Short problem: Look through the data below and say how many of its lines contain "author", adding nothing else.
[Start of Material provided]
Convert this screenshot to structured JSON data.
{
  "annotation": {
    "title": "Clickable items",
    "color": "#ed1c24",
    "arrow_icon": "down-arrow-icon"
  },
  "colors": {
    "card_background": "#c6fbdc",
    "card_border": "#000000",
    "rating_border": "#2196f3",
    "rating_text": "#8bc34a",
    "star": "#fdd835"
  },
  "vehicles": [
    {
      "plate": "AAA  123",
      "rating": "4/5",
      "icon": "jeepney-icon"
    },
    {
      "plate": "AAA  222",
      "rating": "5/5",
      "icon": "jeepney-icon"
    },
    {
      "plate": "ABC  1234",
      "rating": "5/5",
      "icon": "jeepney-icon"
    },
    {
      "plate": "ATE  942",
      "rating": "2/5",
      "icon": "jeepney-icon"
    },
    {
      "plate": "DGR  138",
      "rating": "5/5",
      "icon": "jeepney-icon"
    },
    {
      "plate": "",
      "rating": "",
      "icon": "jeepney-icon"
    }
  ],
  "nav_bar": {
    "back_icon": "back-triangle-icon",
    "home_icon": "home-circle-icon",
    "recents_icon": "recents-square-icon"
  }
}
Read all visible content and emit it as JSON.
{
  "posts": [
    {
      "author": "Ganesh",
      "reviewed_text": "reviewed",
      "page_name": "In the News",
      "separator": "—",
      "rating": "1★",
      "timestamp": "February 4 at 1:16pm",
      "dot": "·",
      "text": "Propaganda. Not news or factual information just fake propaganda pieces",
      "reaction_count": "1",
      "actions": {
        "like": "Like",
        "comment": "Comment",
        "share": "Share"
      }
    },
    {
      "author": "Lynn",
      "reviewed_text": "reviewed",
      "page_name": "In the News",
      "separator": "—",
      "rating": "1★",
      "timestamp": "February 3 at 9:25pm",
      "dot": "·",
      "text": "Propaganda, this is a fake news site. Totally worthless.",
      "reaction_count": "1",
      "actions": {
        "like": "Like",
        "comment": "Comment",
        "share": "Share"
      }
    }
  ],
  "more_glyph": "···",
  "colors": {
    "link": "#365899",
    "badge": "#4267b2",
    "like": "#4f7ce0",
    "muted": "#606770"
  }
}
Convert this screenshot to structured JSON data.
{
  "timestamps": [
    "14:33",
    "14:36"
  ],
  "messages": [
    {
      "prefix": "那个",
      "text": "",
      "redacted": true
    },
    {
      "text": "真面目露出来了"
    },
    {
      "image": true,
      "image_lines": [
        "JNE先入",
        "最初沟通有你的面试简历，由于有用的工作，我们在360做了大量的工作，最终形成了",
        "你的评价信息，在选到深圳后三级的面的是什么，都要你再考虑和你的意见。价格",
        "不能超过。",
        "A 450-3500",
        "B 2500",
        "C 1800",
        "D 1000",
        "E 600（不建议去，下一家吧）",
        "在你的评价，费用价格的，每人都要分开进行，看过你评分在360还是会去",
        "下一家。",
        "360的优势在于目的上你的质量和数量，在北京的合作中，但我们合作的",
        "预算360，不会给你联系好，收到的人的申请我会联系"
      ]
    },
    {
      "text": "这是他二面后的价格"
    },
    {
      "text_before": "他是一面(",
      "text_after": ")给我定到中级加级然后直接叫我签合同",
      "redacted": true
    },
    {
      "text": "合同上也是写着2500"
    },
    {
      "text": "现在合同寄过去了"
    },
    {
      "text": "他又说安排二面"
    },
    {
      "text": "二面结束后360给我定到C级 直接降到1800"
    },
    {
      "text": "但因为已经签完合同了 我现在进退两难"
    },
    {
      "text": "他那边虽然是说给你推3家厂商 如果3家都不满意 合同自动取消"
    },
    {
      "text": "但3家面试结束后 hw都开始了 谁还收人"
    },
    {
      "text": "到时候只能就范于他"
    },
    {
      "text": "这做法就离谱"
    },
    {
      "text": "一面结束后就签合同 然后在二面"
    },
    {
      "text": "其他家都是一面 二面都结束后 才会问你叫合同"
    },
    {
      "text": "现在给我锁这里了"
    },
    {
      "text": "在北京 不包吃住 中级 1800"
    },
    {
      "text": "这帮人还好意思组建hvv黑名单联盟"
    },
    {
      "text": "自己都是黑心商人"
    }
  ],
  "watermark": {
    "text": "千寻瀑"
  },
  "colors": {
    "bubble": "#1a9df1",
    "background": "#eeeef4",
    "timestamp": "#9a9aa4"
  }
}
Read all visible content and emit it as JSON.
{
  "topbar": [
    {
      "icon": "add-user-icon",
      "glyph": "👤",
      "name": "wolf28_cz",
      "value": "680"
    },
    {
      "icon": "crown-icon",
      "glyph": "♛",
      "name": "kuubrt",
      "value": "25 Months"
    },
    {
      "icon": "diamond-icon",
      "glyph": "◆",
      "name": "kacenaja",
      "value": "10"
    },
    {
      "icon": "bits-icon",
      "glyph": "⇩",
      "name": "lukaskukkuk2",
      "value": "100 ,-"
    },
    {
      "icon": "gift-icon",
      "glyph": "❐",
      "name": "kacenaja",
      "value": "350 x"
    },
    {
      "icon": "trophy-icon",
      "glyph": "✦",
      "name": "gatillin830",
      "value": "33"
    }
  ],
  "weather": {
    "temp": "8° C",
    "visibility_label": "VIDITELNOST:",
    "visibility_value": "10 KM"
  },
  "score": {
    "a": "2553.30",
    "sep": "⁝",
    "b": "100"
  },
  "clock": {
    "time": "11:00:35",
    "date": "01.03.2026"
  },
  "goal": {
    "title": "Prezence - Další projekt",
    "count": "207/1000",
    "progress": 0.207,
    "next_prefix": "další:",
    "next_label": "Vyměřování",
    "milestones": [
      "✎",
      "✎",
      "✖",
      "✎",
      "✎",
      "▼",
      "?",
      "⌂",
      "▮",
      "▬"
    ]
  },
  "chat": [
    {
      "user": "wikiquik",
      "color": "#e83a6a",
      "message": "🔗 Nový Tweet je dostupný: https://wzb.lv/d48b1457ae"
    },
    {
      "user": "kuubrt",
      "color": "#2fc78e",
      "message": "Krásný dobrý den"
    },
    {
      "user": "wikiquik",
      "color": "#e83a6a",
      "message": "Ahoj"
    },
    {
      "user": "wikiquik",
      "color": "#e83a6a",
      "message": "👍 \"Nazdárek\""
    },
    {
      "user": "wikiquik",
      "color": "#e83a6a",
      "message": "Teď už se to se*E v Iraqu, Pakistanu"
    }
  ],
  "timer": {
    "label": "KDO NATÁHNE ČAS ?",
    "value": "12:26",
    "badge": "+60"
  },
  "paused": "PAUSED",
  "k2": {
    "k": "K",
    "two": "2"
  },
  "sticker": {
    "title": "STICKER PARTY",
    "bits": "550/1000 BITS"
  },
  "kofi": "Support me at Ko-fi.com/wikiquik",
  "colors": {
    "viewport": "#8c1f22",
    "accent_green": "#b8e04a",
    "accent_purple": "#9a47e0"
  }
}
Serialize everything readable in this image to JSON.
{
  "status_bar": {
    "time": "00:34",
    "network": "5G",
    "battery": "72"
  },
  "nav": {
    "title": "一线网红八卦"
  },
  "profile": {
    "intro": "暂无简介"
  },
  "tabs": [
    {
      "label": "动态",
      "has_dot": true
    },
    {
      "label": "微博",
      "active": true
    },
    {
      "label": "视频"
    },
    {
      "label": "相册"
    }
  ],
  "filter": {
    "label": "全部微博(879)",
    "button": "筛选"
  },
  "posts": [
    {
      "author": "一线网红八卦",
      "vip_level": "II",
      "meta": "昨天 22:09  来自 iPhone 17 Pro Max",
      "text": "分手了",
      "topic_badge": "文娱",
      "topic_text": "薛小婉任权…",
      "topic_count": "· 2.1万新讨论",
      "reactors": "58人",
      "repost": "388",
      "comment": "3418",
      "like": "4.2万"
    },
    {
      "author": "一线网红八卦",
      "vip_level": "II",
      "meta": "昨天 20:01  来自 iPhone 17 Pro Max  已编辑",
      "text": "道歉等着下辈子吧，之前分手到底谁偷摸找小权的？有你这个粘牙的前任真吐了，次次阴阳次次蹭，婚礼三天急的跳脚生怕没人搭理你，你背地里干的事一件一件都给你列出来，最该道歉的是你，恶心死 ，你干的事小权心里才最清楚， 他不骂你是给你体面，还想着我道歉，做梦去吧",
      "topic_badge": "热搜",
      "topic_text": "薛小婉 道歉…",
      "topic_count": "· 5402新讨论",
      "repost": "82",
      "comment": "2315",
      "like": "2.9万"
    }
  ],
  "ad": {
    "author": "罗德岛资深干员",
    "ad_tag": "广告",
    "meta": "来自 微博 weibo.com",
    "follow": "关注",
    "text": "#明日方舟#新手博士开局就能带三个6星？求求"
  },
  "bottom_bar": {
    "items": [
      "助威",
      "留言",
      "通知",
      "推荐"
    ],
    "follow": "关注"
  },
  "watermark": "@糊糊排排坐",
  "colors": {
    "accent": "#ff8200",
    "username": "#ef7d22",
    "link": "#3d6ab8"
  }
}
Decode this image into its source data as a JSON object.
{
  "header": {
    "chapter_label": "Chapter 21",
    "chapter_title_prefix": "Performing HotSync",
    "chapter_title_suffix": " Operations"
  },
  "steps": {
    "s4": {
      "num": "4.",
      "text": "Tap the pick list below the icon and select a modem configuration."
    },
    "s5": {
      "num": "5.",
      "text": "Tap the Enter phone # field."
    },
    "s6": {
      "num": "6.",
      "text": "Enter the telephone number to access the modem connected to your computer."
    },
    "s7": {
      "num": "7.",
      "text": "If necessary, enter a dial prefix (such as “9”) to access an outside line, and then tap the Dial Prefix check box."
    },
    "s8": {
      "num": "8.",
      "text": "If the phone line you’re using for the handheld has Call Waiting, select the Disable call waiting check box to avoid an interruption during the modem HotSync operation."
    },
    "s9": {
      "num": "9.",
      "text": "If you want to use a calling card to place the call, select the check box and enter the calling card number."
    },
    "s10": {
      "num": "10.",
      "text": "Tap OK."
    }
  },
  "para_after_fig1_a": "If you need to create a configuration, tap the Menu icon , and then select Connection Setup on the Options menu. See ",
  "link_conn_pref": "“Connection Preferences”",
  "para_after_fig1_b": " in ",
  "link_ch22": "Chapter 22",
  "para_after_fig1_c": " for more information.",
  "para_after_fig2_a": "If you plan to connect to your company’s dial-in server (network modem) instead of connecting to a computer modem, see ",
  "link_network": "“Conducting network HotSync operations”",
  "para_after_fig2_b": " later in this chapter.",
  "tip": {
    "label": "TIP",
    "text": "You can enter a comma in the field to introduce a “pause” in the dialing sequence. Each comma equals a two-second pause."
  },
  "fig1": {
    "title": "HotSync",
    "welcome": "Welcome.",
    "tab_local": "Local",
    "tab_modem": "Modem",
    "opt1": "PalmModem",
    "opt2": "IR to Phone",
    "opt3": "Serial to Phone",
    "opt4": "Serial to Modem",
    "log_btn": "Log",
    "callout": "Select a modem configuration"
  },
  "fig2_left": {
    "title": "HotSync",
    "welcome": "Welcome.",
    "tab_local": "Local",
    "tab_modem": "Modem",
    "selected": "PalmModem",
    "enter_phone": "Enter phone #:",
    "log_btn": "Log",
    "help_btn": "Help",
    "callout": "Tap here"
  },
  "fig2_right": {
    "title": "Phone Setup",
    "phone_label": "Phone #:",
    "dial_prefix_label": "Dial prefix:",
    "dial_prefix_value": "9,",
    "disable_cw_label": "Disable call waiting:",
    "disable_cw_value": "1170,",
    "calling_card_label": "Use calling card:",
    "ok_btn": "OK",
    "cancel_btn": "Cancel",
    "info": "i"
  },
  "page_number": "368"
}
[End of Material provided]
Full output: 5